** start Provided data **

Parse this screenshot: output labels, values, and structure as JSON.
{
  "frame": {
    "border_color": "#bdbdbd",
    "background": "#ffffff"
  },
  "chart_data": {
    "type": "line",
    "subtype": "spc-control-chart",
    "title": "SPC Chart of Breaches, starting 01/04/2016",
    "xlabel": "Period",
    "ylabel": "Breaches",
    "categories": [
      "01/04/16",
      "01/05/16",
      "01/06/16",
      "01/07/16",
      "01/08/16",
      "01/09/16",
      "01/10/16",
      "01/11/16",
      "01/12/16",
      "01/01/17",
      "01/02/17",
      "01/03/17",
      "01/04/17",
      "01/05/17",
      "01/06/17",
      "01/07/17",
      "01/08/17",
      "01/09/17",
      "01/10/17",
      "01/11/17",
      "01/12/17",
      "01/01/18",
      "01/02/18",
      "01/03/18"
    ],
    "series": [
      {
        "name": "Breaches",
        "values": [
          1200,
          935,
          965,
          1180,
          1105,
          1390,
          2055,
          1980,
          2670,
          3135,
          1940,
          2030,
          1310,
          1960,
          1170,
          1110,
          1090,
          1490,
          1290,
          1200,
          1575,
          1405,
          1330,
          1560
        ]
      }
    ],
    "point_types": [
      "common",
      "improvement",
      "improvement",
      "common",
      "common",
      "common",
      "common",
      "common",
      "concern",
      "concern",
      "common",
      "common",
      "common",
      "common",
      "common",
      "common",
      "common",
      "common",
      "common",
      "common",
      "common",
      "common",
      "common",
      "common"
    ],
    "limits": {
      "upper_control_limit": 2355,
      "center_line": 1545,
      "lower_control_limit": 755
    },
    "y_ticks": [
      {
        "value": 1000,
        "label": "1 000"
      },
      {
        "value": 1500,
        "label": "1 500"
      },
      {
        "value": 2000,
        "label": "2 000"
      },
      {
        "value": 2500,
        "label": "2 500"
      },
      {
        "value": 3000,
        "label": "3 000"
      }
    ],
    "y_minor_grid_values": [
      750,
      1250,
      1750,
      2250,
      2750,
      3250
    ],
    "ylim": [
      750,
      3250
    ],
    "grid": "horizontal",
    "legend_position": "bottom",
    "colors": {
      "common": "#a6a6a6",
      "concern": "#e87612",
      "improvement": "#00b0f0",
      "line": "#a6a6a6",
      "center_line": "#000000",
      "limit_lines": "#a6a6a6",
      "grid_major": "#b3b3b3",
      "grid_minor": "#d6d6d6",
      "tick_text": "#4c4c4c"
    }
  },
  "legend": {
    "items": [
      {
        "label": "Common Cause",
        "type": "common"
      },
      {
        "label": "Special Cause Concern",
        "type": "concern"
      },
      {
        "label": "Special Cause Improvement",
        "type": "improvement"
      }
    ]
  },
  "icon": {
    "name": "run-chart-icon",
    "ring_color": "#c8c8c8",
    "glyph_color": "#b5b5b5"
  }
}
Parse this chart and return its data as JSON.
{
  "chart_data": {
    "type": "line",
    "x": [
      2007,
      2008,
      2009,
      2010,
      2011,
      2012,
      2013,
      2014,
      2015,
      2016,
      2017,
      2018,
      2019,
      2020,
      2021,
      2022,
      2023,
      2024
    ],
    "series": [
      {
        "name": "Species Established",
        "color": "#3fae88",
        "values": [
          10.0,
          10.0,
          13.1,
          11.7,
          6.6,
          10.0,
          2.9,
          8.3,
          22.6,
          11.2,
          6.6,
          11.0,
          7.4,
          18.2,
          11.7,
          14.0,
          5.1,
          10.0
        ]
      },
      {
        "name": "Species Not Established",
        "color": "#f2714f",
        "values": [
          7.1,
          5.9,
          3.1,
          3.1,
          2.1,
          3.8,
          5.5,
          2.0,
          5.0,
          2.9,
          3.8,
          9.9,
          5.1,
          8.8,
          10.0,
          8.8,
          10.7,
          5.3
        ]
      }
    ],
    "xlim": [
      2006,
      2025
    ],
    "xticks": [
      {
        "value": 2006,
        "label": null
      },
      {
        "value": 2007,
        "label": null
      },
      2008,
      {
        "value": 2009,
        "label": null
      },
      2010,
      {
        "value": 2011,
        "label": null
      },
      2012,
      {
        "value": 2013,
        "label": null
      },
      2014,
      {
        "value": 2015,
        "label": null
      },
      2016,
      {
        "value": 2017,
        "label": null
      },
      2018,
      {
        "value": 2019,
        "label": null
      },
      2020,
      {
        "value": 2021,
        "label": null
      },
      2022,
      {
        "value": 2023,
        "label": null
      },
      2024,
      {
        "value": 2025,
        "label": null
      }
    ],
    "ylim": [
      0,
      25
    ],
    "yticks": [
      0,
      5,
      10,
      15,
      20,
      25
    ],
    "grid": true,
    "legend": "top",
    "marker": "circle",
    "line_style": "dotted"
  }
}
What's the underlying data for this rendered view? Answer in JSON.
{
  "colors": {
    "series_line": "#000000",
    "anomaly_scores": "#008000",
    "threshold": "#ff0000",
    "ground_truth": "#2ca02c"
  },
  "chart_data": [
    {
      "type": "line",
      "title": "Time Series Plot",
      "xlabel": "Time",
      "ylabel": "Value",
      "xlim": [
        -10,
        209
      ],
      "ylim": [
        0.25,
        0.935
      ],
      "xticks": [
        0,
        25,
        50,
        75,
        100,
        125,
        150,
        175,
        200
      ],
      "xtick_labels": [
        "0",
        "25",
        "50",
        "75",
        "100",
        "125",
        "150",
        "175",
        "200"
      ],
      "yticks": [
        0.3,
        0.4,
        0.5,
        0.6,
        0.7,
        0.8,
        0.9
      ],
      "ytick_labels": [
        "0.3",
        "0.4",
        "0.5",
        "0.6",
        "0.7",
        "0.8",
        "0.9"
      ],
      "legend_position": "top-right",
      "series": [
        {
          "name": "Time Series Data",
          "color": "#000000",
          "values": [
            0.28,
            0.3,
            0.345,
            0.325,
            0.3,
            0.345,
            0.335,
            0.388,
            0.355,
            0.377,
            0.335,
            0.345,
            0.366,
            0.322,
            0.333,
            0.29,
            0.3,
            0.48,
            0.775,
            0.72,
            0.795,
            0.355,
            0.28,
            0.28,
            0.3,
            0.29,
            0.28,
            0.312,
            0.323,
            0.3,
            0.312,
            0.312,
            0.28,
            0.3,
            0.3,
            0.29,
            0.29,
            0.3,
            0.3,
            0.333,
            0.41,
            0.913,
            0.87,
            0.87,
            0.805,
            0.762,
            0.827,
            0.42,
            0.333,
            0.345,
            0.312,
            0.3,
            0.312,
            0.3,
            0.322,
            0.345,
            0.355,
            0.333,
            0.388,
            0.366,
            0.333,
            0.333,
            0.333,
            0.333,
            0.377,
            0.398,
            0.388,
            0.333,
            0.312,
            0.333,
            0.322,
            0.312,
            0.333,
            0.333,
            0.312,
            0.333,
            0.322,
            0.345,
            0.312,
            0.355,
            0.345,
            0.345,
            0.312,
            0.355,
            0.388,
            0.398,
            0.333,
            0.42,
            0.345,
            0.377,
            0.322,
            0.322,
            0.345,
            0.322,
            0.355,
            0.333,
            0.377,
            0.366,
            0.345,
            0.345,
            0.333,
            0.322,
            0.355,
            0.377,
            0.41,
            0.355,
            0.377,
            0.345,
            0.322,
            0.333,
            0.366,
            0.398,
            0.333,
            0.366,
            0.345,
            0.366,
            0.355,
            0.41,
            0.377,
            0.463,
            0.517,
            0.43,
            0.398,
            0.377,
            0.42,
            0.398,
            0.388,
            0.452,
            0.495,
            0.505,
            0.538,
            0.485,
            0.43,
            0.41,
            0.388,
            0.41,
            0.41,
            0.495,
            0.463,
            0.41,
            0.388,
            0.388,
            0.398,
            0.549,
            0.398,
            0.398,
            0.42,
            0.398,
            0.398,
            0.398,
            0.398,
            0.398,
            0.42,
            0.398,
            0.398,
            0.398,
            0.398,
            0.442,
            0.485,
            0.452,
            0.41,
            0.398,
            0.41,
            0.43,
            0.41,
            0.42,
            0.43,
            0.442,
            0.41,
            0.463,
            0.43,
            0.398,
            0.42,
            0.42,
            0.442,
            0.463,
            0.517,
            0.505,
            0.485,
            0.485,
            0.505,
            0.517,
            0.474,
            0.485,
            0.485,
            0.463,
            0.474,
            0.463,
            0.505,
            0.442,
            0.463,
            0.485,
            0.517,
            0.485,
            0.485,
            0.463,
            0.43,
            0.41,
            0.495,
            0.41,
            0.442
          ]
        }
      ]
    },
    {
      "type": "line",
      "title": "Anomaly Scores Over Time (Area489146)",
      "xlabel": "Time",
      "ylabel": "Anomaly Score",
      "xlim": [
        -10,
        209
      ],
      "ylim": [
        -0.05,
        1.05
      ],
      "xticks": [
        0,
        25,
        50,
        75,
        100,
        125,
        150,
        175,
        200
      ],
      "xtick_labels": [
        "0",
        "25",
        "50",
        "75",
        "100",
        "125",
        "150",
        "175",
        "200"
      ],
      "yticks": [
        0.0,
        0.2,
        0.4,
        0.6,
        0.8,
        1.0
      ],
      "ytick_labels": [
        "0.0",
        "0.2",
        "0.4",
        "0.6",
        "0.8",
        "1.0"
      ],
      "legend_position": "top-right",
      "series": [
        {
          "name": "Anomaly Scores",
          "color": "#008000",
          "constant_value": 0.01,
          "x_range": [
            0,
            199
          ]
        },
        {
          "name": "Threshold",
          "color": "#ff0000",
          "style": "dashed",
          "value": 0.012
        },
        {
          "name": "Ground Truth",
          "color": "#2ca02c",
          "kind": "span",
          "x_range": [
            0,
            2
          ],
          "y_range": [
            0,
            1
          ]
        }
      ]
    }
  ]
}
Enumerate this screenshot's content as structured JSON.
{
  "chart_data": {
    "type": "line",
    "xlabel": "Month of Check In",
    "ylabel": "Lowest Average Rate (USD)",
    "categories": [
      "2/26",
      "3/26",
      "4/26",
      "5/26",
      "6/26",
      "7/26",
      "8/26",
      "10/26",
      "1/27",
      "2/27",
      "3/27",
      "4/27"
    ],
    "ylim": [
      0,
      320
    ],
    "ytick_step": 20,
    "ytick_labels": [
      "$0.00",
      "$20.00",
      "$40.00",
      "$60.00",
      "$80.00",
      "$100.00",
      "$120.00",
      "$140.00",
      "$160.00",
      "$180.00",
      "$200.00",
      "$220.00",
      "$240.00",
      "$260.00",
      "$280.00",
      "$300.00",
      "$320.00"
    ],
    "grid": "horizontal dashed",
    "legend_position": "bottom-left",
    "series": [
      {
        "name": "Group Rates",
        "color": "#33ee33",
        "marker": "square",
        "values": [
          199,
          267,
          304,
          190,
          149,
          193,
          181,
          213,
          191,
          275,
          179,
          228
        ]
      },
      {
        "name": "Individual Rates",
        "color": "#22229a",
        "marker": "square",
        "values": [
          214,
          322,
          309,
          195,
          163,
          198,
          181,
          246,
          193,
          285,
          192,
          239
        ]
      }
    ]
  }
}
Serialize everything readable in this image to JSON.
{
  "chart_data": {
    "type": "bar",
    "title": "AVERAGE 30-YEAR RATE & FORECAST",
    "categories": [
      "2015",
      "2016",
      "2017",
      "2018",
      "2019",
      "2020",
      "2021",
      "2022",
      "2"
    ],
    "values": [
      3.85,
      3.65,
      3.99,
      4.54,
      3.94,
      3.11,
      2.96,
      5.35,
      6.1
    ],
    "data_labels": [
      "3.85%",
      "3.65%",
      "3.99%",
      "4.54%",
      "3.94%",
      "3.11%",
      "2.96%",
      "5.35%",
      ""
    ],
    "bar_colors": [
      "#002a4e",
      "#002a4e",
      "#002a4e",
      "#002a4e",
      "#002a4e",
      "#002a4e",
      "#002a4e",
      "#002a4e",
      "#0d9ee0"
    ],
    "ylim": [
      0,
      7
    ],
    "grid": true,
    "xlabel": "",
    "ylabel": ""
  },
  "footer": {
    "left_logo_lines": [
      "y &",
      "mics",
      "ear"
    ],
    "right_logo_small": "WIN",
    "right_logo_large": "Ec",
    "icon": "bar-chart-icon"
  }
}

** end Provided data **

* Stated problem *
Copy every line above in which the string "Rates" shows up.

* The reply *
        "name": "Group Rates",
        "name": "Individual Rates",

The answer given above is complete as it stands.